* _PROBLEM TO WORK ON_:
Give every line below again, exactly.

(Rows from a dataset)
Start

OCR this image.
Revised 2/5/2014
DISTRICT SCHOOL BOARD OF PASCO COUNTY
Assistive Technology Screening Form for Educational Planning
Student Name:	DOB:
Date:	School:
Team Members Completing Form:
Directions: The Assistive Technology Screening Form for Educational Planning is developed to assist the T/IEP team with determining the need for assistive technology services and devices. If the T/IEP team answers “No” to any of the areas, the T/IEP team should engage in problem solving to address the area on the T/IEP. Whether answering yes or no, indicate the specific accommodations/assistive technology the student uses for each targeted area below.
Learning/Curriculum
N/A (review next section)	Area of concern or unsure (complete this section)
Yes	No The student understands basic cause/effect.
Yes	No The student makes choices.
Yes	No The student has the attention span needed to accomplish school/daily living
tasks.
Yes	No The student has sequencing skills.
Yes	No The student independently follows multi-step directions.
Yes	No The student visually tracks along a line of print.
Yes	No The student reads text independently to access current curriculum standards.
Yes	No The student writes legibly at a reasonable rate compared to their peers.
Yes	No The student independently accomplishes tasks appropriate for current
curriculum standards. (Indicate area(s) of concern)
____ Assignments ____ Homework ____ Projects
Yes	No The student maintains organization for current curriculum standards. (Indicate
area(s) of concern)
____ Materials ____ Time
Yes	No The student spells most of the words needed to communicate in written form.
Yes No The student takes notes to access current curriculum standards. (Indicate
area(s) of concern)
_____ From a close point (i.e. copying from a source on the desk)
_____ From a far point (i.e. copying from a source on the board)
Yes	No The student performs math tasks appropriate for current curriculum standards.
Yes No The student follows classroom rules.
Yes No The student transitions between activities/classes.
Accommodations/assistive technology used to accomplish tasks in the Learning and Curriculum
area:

End

* _RESPONSE TO THE TASK_:
OCR this image.
Revised 2/5/2014
DISTRICT SCHOOL BOARD OF PASCO COUNTY
Assistive Technology Screening Form for Educational Planning
Student Name:	DOB:
Date:	School:
Team Members Completing Form:
Directions: The Assistive Technology Screening Form for Educational Planning is developed to assist the T/IEP team with determining the need for assistive technology services and devices. If the T/IEP team answers “No” to any of the areas, the T/IEP team should engage in problem solving to address the area on the T/IEP. Whether answering yes or no, indicate the specific accommodations/assistive technology the student uses for each targeted area below.
Learning/Curriculum
N/A (review next section)	Area of concern or unsure (complete this section)
Yes	No The student understands basic cause/effect.
Yes	No The student makes choices.
Yes	No The student has the attention span needed to accomplish school/daily living
tasks.
Yes	No The student has sequencing skills.
Yes	No The student independently follows multi-step directions.
Yes	No The student visually tracks along a line of print.
Yes	No The student reads text independently to access current curriculum standards.
Yes	No The student writes legibly at a reasonable rate compared to their peers.
Yes	No The student independently accomplishes tasks appropriate for current
curriculum standards. (Indicate area(s) of concern)
____ Assignments ____ Homework ____ Projects
Yes	No The student maintains organization for current curriculum standards. (Indicate
area(s) of concern)
____ Materials ____ Time
Yes	No The student spells most of the words needed to communicate in written form.
Yes No The student takes notes to access current curriculum standards. (Indicate
area(s) of concern)
_____ From a close point (i.e. copying from a source on the desk)
_____ From a far point (i.e. copying from a source on the board)
Yes	No The student performs math tasks appropriate for current curriculum standards.
Yes No The student follows classroom rules.
Yes No The student transitions between activities/classes.
Accommodations/assistive technology used to accomplish tasks in the Learning and Curriculum
area:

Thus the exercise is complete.